* **TASK PROMPT**:
Only lines with the string "protein" matter here; gather them from the material below.
[[ DATA FOR THE TASK open ]]
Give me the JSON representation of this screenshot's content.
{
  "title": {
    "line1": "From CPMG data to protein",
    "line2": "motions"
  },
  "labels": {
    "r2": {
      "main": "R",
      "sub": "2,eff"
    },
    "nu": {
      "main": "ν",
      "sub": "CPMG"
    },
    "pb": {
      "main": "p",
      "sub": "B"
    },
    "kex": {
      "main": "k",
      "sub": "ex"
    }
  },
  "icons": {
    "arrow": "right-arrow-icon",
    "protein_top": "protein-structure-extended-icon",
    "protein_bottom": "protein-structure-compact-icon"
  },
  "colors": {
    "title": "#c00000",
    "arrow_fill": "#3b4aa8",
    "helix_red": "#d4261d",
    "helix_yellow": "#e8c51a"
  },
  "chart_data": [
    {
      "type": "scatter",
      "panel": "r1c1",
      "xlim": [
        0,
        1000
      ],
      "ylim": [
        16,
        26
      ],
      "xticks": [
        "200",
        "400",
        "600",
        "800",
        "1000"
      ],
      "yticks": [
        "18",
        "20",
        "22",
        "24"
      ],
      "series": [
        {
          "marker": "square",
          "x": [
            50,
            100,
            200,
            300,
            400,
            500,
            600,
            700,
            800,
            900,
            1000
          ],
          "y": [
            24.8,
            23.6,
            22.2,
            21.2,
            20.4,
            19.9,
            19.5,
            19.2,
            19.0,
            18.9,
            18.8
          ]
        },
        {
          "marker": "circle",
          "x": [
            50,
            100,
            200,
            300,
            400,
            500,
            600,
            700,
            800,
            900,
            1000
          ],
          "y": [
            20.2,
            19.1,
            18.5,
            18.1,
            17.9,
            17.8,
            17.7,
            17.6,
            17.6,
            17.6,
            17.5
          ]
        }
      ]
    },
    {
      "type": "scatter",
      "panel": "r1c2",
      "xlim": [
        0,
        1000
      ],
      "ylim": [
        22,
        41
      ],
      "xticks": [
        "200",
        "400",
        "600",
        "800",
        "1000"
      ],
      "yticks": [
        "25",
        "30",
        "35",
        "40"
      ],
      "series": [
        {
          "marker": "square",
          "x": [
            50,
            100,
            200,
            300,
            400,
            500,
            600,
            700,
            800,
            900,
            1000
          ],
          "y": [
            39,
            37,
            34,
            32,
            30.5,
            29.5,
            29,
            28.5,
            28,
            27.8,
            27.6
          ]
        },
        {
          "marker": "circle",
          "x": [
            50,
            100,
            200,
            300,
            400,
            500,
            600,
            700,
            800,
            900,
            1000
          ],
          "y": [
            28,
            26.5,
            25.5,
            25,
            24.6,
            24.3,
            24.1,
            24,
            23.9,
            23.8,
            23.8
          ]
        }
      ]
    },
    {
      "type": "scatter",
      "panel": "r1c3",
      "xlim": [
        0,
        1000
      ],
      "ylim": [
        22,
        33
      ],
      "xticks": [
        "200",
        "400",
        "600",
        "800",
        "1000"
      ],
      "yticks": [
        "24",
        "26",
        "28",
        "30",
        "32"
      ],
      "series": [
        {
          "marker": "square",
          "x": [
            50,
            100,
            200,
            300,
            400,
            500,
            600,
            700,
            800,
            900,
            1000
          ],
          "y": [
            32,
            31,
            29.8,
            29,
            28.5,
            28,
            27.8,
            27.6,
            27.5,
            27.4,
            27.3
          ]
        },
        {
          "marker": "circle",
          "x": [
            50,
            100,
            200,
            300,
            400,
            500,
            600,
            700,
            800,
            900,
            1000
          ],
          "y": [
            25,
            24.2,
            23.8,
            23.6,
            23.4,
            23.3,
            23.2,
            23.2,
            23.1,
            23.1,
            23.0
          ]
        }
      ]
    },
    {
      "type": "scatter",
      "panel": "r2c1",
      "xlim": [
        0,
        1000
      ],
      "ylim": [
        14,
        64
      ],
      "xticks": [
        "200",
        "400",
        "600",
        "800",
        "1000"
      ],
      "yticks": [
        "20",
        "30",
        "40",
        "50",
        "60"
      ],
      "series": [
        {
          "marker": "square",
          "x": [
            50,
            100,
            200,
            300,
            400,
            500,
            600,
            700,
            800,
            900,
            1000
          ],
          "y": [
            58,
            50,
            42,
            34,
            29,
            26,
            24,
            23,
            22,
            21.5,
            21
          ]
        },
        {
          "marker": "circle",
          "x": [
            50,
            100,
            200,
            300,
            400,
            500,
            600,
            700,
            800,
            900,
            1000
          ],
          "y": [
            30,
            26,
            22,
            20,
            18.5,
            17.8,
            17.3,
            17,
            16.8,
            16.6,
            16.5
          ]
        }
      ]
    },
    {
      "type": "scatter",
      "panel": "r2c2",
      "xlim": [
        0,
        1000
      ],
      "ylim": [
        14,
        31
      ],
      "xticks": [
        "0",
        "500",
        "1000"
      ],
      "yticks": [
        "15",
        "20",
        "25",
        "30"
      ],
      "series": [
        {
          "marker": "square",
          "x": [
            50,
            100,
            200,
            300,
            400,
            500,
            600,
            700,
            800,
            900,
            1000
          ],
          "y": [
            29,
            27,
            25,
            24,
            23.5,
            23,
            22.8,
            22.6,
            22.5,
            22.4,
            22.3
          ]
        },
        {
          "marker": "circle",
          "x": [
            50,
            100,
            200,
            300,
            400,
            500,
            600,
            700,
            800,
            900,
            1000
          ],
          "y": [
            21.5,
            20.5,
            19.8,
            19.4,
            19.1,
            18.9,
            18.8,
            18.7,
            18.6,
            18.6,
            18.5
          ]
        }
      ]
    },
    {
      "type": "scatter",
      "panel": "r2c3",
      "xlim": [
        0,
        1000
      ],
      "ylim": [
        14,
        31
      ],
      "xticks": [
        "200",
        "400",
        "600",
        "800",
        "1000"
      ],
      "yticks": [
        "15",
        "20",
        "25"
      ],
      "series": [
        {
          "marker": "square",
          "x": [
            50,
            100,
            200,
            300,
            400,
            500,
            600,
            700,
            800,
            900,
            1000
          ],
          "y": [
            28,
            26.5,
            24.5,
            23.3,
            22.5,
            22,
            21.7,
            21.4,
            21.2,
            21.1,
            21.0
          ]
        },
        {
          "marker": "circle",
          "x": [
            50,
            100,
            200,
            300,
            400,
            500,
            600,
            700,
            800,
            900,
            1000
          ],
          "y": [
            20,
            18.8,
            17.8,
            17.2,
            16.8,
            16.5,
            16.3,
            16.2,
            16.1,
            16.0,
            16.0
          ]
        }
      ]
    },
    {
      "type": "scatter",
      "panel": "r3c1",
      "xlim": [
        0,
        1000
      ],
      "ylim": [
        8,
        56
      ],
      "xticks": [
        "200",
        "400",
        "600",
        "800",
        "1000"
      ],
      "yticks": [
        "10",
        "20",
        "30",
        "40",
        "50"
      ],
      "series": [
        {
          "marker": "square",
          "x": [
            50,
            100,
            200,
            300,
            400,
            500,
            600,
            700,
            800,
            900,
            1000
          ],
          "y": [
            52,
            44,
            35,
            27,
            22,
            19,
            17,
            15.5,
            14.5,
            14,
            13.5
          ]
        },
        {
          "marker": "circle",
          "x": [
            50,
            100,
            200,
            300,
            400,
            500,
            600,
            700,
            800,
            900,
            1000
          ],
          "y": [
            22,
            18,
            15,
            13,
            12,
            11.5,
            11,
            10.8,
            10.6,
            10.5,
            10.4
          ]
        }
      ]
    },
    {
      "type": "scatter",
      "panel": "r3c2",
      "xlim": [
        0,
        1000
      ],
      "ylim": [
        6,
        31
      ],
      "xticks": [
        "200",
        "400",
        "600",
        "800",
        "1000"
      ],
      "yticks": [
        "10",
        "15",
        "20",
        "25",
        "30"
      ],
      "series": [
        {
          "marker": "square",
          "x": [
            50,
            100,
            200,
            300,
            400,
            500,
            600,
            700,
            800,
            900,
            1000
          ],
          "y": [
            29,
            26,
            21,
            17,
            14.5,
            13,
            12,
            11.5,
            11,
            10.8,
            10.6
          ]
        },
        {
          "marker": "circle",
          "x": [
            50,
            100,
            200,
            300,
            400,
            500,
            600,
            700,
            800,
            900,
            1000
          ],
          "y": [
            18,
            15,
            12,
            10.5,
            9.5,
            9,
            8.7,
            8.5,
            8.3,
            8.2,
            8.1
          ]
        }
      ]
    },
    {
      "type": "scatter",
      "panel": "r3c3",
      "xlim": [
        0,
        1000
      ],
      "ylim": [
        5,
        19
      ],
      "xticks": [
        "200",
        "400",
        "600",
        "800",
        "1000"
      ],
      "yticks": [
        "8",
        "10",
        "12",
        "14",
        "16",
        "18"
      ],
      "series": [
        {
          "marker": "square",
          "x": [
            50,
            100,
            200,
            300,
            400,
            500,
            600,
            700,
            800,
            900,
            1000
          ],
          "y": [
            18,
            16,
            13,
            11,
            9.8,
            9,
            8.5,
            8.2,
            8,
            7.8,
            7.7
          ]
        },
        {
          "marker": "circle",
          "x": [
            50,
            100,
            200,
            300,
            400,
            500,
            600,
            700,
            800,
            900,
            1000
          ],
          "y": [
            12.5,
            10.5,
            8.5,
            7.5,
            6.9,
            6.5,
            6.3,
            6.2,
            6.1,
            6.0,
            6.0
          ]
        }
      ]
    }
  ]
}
[[ DATA FOR THE TASK closed ]]
* **SOLUTION TO THIS EXERCISE**:
    "line1": "From CPMG data to protein",
    "protein_top": "protein-structure-extended-icon",
    "protein_bottom": "protein-structure-compact-icon"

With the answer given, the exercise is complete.